What is asked - Look through the data below. Show each line where the string "title" occurs.

Material for this exercise -
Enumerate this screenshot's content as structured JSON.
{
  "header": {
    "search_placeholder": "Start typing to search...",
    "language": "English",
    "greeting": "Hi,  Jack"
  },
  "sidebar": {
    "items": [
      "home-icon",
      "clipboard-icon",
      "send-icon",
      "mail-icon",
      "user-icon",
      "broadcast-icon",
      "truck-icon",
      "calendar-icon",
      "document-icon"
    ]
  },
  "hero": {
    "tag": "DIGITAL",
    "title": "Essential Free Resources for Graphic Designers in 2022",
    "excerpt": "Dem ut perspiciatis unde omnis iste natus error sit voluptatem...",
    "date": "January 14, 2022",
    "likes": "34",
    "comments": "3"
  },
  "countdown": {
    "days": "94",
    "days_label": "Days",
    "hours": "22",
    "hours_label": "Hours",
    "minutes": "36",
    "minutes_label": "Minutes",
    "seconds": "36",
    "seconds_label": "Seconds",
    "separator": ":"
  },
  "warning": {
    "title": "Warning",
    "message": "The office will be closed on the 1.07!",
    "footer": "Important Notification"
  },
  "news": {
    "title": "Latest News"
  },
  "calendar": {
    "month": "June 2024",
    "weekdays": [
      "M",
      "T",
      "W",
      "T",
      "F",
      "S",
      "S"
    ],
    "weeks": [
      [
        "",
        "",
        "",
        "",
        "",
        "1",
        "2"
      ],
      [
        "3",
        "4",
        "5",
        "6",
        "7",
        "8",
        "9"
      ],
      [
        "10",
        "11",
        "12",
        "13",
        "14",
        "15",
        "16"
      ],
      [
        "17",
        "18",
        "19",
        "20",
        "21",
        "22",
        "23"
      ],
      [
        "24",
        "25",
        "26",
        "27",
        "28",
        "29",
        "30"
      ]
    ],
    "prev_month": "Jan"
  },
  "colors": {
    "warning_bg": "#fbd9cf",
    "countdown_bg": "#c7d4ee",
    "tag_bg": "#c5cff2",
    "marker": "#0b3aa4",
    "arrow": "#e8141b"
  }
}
--
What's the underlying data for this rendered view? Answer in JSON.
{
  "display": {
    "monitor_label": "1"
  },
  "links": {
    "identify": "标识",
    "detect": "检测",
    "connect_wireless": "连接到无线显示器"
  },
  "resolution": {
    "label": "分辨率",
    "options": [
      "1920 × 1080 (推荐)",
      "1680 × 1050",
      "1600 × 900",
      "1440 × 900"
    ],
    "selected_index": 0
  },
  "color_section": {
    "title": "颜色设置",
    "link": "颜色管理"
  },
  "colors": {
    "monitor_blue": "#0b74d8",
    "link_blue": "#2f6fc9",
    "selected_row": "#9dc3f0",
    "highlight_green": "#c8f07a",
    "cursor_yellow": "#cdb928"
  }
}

Correct result -
    "title": "Essential Free Resources for Graphic Designers in 2022",
    "title": "Warning",
    "title": "Latest News"
    "title": "颜色设置",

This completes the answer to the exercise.